» **WHAT YOU ARE ASKED TO DO**: Gather the lines that hold the string "Climbs".
....................
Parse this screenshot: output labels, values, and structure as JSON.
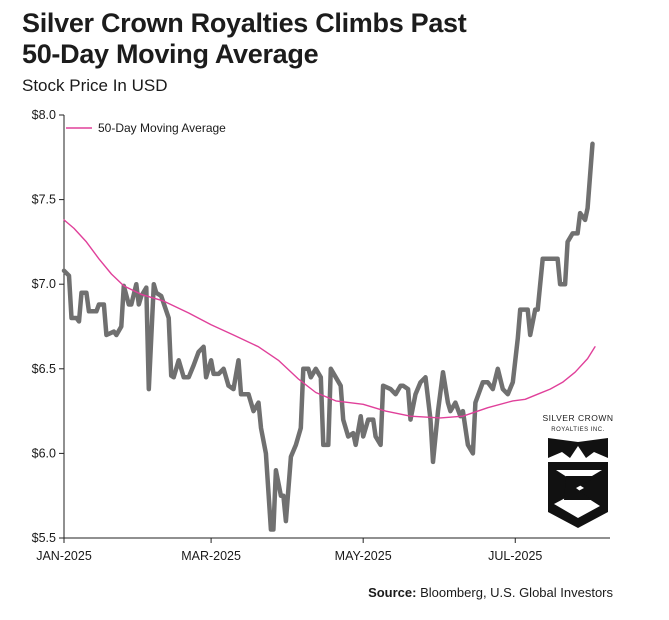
{
  "header": {
    "title_line1": "Silver Crown Royalties Climbs Past",
    "title_line2": "50-Day Moving Average",
    "subtitle": "Stock Price In USD"
  },
  "footer": {
    "source_label": "Source:",
    "source_text": " Bloomberg, U.S. Global Investors"
  },
  "logo": {
    "line1": "SILVER CROWN",
    "line2": "ROYALTIES INC.",
    "icon": "crown-shield-s-logo"
  },
  "colors": {
    "price": "#707070",
    "moving_average": "#e0409a",
    "axis": "#222222"
  },
  "chart_data": {
    "type": "line",
    "title": "Silver Crown Royalties Climbs Past 50-Day Moving Average",
    "ylabel": "Stock Price In USD",
    "xlabel": "",
    "ylim": [
      5.5,
      8.0
    ],
    "xlim": [
      "2025-01-01",
      "2025-08-08"
    ],
    "y_ticks": [
      5.5,
      6.0,
      6.5,
      7.0,
      7.5,
      8.0
    ],
    "y_tick_labels": [
      "$5.5",
      "$6.0",
      "$6.5",
      "$7.0",
      "$7.5",
      "$8.0"
    ],
    "x_ticks": [
      "2025-01-01",
      "2025-03-01",
      "2025-05-01",
      "2025-07-01"
    ],
    "x_tick_labels": [
      "JAN-2025",
      "MAR-2025",
      "MAY-2025",
      "JUL-2025"
    ],
    "grid": false,
    "legend_position": "top-left",
    "series": [
      {
        "name": "",
        "points": [
          [
            "2025-01-01",
            7.08
          ],
          [
            "2025-01-03",
            7.05
          ],
          [
            "2025-01-04",
            6.8
          ],
          [
            "2025-01-06",
            6.8
          ],
          [
            "2025-01-07",
            6.78
          ],
          [
            "2025-01-08",
            6.95
          ],
          [
            "2025-01-10",
            6.95
          ],
          [
            "2025-01-11",
            6.84
          ],
          [
            "2025-01-14",
            6.84
          ],
          [
            "2025-01-15",
            6.88
          ],
          [
            "2025-01-17",
            6.88
          ],
          [
            "2025-01-18",
            6.7
          ],
          [
            "2025-01-21",
            6.72
          ],
          [
            "2025-01-22",
            6.7
          ],
          [
            "2025-01-24",
            6.75
          ],
          [
            "2025-01-25",
            6.99
          ],
          [
            "2025-01-27",
            6.88
          ],
          [
            "2025-01-28",
            6.88
          ],
          [
            "2025-01-30",
            7.0
          ],
          [
            "2025-01-31",
            6.88
          ],
          [
            "2025-02-01",
            6.93
          ],
          [
            "2025-02-03",
            6.98
          ],
          [
            "2025-02-04",
            6.38
          ],
          [
            "2025-02-06",
            7.0
          ],
          [
            "2025-02-07",
            6.95
          ],
          [
            "2025-02-09",
            6.93
          ],
          [
            "2025-02-12",
            6.8
          ],
          [
            "2025-02-13",
            6.46
          ],
          [
            "2025-02-14",
            6.45
          ],
          [
            "2025-02-16",
            6.55
          ],
          [
            "2025-02-18",
            6.45
          ],
          [
            "2025-02-20",
            6.45
          ],
          [
            "2025-02-22",
            6.52
          ],
          [
            "2025-02-24",
            6.6
          ],
          [
            "2025-02-26",
            6.63
          ],
          [
            "2025-02-27",
            6.45
          ],
          [
            "2025-03-01",
            6.55
          ],
          [
            "2025-03-02",
            6.47
          ],
          [
            "2025-03-04",
            6.47
          ],
          [
            "2025-03-06",
            6.5
          ],
          [
            "2025-03-08",
            6.4
          ],
          [
            "2025-03-10",
            6.38
          ],
          [
            "2025-03-12",
            6.55
          ],
          [
            "2025-03-13",
            6.35
          ],
          [
            "2025-03-16",
            6.35
          ],
          [
            "2025-03-18",
            6.25
          ],
          [
            "2025-03-20",
            6.3
          ],
          [
            "2025-03-21",
            6.15
          ],
          [
            "2025-03-23",
            6.0
          ],
          [
            "2025-03-25",
            5.55
          ],
          [
            "2025-03-26",
            5.55
          ],
          [
            "2025-03-27",
            5.9
          ],
          [
            "2025-03-29",
            5.75
          ],
          [
            "2025-03-30",
            5.75
          ],
          [
            "2025-03-31",
            5.6
          ],
          [
            "2025-04-02",
            5.98
          ],
          [
            "2025-04-04",
            6.05
          ],
          [
            "2025-04-06",
            6.15
          ],
          [
            "2025-04-07",
            6.5
          ],
          [
            "2025-04-09",
            6.5
          ],
          [
            "2025-04-10",
            6.45
          ],
          [
            "2025-04-12",
            6.5
          ],
          [
            "2025-04-14",
            6.45
          ],
          [
            "2025-04-15",
            6.05
          ],
          [
            "2025-04-17",
            6.05
          ],
          [
            "2025-04-18",
            6.5
          ],
          [
            "2025-04-20",
            6.45
          ],
          [
            "2025-04-22",
            6.4
          ],
          [
            "2025-04-23",
            6.2
          ],
          [
            "2025-04-25",
            6.1
          ],
          [
            "2025-04-27",
            6.12
          ],
          [
            "2025-04-28",
            6.05
          ],
          [
            "2025-04-30",
            6.22
          ],
          [
            "2025-05-01",
            6.1
          ],
          [
            "2025-05-03",
            6.2
          ],
          [
            "2025-05-05",
            6.2
          ],
          [
            "2025-05-06",
            6.1
          ],
          [
            "2025-05-08",
            6.05
          ],
          [
            "2025-05-09",
            6.4
          ],
          [
            "2025-05-12",
            6.38
          ],
          [
            "2025-05-14",
            6.35
          ],
          [
            "2025-05-16",
            6.4
          ],
          [
            "2025-05-17",
            6.4
          ],
          [
            "2025-05-19",
            6.38
          ],
          [
            "2025-05-20",
            6.2
          ],
          [
            "2025-05-22",
            6.35
          ],
          [
            "2025-05-24",
            6.42
          ],
          [
            "2025-05-26",
            6.45
          ],
          [
            "2025-05-28",
            6.2
          ],
          [
            "2025-05-29",
            5.95
          ],
          [
            "2025-05-31",
            6.25
          ],
          [
            "2025-06-02",
            6.48
          ],
          [
            "2025-06-04",
            6.3
          ],
          [
            "2025-06-05",
            6.25
          ],
          [
            "2025-06-07",
            6.3
          ],
          [
            "2025-06-09",
            6.22
          ],
          [
            "2025-06-10",
            6.25
          ],
          [
            "2025-06-12",
            6.05
          ],
          [
            "2025-06-14",
            6.0
          ],
          [
            "2025-06-15",
            6.3
          ],
          [
            "2025-06-18",
            6.42
          ],
          [
            "2025-06-20",
            6.42
          ],
          [
            "2025-06-22",
            6.38
          ],
          [
            "2025-06-24",
            6.5
          ],
          [
            "2025-06-26",
            6.38
          ],
          [
            "2025-06-28",
            6.35
          ],
          [
            "2025-06-30",
            6.42
          ],
          [
            "2025-07-02",
            6.68
          ],
          [
            "2025-07-03",
            6.85
          ],
          [
            "2025-07-06",
            6.85
          ],
          [
            "2025-07-07",
            6.7
          ],
          [
            "2025-07-09",
            6.85
          ],
          [
            "2025-07-10",
            6.85
          ],
          [
            "2025-07-12",
            7.15
          ],
          [
            "2025-07-15",
            7.15
          ],
          [
            "2025-07-18",
            7.15
          ],
          [
            "2025-07-19",
            7.0
          ],
          [
            "2025-07-21",
            7.0
          ],
          [
            "2025-07-22",
            7.25
          ],
          [
            "2025-07-24",
            7.3
          ],
          [
            "2025-07-26",
            7.3
          ],
          [
            "2025-07-27",
            7.42
          ],
          [
            "2025-07-29",
            7.38
          ],
          [
            "2025-07-30",
            7.45
          ],
          [
            "2025-08-01",
            7.83
          ]
        ]
      },
      {
        "name": "50-Day Moving Average",
        "points": [
          [
            "2025-01-01",
            7.38
          ],
          [
            "2025-01-05",
            7.33
          ],
          [
            "2025-01-10",
            7.25
          ],
          [
            "2025-01-15",
            7.15
          ],
          [
            "2025-01-20",
            7.06
          ],
          [
            "2025-01-25",
            6.99
          ],
          [
            "2025-02-01",
            6.94
          ],
          [
            "2025-02-10",
            6.9
          ],
          [
            "2025-02-20",
            6.83
          ],
          [
            "2025-03-01",
            6.76
          ],
          [
            "2025-03-10",
            6.7
          ],
          [
            "2025-03-20",
            6.63
          ],
          [
            "2025-03-28",
            6.55
          ],
          [
            "2025-04-05",
            6.44
          ],
          [
            "2025-04-12",
            6.36
          ],
          [
            "2025-04-20",
            6.31
          ],
          [
            "2025-05-01",
            6.29
          ],
          [
            "2025-05-10",
            6.25
          ],
          [
            "2025-05-20",
            6.22
          ],
          [
            "2025-06-01",
            6.21
          ],
          [
            "2025-06-10",
            6.22
          ],
          [
            "2025-06-20",
            6.27
          ],
          [
            "2025-06-30",
            6.31
          ],
          [
            "2025-07-05",
            6.32
          ],
          [
            "2025-07-10",
            6.35
          ],
          [
            "2025-07-15",
            6.38
          ],
          [
            "2025-07-20",
            6.42
          ],
          [
            "2025-07-25",
            6.48
          ],
          [
            "2025-07-30",
            6.56
          ],
          [
            "2025-08-02",
            6.63
          ]
        ]
      }
    ]
  }
}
....................
» **SOLUTION TO THIS EXERCISE**:
    "title_line1": "Silver Crown Royalties Climbs Past",
    "title": "Silver Crown Royalties Climbs Past 50-Day Moving Average",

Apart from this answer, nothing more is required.